> _TASK DESCRIPTION_
Read the material below. Count the lines containing "manufacturer" and give that count alone.

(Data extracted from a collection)
_ _ _ _ _ _ _

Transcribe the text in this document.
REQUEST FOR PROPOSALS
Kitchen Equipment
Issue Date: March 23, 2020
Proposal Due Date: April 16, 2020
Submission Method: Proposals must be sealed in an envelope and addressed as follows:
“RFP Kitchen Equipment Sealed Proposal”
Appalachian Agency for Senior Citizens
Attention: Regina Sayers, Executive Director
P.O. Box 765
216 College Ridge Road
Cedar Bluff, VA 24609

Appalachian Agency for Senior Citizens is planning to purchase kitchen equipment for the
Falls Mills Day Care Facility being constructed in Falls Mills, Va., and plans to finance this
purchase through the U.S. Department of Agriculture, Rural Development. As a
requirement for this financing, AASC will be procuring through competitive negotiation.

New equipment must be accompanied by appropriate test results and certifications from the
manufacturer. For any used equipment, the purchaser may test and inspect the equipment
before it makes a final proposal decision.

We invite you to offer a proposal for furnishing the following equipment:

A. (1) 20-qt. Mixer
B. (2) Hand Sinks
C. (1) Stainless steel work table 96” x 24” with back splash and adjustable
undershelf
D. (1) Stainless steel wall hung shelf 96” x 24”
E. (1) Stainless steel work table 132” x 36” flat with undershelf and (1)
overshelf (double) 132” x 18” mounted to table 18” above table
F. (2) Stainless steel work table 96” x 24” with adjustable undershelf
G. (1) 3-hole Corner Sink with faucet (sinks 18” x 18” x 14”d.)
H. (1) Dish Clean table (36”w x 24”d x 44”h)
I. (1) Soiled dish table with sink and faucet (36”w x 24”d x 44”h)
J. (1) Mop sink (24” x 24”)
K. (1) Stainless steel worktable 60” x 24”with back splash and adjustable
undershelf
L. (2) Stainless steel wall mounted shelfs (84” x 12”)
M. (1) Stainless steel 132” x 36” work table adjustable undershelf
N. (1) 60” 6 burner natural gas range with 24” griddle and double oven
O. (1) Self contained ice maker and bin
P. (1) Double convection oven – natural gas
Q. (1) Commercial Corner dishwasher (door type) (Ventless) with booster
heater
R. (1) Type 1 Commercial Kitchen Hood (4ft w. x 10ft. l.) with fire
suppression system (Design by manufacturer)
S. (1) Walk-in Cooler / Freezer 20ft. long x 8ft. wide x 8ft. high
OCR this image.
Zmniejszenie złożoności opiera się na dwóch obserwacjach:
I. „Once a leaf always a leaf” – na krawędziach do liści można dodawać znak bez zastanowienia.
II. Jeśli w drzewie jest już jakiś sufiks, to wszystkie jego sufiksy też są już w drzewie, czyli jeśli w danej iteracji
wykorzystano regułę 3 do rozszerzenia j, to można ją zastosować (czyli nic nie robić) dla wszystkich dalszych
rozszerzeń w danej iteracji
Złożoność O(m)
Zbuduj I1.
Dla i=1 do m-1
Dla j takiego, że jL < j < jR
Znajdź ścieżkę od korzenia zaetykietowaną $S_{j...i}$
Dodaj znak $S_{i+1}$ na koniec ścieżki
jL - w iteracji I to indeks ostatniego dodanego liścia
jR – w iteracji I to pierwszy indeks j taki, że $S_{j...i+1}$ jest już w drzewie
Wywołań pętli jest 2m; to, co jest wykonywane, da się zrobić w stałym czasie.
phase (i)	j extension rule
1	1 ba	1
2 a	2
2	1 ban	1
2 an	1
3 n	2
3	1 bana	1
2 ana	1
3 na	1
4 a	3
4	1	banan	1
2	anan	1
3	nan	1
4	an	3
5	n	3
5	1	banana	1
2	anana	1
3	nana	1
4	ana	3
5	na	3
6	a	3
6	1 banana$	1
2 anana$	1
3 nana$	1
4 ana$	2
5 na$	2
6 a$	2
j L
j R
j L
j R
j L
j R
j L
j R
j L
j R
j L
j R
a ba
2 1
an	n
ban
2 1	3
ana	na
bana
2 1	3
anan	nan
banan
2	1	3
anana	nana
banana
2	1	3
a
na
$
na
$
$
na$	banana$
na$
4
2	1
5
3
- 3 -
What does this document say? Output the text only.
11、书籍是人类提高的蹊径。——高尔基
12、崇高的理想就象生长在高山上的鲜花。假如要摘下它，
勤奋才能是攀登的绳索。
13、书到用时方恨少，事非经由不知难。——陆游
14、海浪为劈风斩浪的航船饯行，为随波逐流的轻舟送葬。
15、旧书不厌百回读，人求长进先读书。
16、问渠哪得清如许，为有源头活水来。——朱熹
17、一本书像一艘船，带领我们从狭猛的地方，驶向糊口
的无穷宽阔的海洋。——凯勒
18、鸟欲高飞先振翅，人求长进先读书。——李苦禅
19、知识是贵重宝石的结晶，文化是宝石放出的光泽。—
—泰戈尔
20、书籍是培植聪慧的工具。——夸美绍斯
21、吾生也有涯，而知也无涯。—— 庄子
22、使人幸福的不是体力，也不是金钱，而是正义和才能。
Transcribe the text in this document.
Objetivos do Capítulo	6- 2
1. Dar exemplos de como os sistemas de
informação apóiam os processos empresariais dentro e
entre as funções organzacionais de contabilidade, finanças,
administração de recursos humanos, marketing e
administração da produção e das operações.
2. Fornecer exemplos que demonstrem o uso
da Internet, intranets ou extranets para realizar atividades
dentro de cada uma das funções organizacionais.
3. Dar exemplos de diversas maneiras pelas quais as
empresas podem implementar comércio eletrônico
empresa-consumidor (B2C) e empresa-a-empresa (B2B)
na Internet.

_ _ _ _ _ _ _

> _TASK OUTPUT_
2